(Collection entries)
_ _ _ _ _ _ _
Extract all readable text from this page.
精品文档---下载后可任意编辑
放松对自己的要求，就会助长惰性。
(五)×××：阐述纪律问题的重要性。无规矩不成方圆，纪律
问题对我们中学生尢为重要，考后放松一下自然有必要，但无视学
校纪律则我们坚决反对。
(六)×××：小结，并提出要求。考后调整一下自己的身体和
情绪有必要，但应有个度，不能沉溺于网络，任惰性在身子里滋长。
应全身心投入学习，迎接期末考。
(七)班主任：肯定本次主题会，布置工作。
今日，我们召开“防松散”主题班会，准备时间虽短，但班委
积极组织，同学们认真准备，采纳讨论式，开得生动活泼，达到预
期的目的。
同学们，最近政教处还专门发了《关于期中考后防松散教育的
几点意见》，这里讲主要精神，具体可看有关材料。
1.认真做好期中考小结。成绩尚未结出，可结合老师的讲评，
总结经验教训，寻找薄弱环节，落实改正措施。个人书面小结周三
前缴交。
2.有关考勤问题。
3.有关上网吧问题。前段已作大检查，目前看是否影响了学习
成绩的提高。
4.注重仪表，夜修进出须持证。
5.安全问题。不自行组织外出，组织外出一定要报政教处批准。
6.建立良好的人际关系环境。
_ _ _ _ _ _ _
- **GOAL**: Provide an exact reproduction of all the entries shown above.

- **COMPLETED TASK**:
Extract all readable text from this page.
精品文档---下载后可任意编辑
放松对自己的要求，就会助长惰性。
(五)×××：阐述纪律问题的重要性。无规矩不成方圆，纪律
问题对我们中学生尢为重要，考后放松一下自然有必要，但无视学
校纪律则我们坚决反对。
(六)×××：小结，并提出要求。考后调整一下自己的身体和
情绪有必要，但应有个度，不能沉溺于网络，任惰性在身子里滋长。
应全身心投入学习，迎接期末考。
(七)班主任：肯定本次主题会，布置工作。
今日，我们召开“防松散”主题班会，准备时间虽短，但班委
积极组织，同学们认真准备，采纳讨论式，开得生动活泼，达到预
期的目的。
同学们，最近政教处还专门发了《关于期中考后防松散教育的
几点意见》，这里讲主要精神，具体可看有关材料。
1.认真做好期中考小结。成绩尚未结出，可结合老师的讲评，
总结经验教训，寻找薄弱环节，落实改正措施。个人书面小结周三
前缴交。
2.有关考勤问题。
3.有关上网吧问题。前段已作大检查，目前看是否影响了学习
成绩的提高。
4.注重仪表，夜修进出须持证。
5.安全问题。不自行组织外出，组织外出一定要报政教处批准。
6.建立良好的人际关系环境。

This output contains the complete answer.